- STATED PROBLEM: Wherever the word "депо" appears in a line, extract that line.

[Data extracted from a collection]
::::

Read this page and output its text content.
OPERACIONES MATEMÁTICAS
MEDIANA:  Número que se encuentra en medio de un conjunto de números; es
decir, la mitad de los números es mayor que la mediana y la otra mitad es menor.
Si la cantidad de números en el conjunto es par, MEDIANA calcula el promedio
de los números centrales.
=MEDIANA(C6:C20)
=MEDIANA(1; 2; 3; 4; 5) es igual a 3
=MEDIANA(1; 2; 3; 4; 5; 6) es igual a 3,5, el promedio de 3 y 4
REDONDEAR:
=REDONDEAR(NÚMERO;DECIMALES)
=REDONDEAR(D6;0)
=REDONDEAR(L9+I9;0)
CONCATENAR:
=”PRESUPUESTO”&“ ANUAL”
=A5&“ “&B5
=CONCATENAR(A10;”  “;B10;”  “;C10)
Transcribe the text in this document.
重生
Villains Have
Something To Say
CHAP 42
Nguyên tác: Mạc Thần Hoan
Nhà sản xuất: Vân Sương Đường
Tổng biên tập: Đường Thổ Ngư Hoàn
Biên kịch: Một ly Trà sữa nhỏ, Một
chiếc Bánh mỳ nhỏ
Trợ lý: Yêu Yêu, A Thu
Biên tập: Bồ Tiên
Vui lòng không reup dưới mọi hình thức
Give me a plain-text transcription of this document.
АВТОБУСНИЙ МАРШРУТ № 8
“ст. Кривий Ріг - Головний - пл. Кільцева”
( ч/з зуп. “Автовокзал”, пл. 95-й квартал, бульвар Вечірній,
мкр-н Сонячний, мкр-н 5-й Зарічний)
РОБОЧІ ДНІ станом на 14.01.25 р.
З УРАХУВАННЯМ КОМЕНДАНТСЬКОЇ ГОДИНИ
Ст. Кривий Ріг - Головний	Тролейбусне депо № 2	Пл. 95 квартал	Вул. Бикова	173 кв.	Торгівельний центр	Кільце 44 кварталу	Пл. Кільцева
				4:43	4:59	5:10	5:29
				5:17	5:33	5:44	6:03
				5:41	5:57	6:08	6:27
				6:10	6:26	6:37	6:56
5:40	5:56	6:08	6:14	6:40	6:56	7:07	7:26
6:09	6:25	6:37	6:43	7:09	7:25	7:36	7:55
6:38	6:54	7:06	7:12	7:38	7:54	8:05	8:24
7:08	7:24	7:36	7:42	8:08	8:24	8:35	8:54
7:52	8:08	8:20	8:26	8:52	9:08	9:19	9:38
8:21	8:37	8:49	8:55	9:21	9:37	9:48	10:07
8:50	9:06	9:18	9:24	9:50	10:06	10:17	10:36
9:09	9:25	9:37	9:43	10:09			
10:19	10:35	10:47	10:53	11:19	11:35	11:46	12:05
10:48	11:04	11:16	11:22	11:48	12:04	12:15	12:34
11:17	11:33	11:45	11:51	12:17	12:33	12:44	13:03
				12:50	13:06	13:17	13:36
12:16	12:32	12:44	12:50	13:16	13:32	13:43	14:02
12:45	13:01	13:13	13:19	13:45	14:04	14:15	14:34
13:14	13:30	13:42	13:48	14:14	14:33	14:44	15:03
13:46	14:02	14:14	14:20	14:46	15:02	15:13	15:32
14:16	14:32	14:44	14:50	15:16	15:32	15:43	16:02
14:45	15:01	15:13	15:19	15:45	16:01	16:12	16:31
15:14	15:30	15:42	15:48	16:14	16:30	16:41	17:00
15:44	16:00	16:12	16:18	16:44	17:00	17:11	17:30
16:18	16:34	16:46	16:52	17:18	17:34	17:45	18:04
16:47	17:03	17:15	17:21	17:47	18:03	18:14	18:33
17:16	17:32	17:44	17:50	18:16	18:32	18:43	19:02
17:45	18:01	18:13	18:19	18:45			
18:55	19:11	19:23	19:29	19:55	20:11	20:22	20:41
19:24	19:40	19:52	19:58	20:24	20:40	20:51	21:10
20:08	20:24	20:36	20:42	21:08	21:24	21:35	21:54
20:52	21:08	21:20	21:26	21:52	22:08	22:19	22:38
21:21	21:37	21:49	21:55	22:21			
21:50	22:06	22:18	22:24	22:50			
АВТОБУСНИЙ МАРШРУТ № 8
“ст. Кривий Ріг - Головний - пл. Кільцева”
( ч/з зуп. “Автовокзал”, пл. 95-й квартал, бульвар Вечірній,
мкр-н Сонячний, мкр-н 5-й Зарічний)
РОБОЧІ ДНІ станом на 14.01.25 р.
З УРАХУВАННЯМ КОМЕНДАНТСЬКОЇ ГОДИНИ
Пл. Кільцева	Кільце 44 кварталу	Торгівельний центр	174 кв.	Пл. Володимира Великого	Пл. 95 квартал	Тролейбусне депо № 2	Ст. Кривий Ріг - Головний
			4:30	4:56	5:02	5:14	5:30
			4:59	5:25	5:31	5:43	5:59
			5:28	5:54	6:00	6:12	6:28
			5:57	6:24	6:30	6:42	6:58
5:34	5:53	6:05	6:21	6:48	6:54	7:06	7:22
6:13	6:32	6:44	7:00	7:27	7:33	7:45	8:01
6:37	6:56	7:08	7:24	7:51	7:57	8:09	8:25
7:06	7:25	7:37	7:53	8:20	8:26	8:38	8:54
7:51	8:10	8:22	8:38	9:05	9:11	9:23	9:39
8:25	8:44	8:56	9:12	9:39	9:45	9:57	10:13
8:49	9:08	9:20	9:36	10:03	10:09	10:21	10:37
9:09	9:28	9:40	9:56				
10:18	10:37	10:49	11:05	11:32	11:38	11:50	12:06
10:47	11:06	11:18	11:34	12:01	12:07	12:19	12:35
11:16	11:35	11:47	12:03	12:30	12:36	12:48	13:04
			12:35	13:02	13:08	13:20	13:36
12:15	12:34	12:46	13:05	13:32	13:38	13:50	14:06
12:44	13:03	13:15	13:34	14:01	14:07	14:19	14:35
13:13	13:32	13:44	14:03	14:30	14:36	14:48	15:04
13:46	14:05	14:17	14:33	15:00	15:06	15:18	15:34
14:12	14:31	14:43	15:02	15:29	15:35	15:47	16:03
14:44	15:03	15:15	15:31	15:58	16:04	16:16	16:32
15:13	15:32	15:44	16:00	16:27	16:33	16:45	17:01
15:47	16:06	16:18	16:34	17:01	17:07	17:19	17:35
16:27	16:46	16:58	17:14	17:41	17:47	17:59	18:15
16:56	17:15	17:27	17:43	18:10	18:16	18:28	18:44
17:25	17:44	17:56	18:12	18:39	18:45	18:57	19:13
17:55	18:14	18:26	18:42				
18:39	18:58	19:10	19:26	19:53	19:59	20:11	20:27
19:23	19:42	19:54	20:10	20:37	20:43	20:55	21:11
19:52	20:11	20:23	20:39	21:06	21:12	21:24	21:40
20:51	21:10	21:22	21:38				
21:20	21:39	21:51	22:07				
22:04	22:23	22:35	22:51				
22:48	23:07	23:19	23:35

::::

- FINAL ANSWER:
Ст. Кривий Ріг - Головний	Тролейбусне депо № 2	Пл. 95 квартал	Вул. Бикова	173 кв.	Торгівельний центр	Кільце 44 кварталу	Пл. Кільцева
Пл. Кільцева	Кільце 44 кварталу	Торгівельний центр	174 кв.	Пл. Володимира Великого	Пл. 95 квартал	Тролейбусне депо № 2	Ст. Кривий Ріг - Головний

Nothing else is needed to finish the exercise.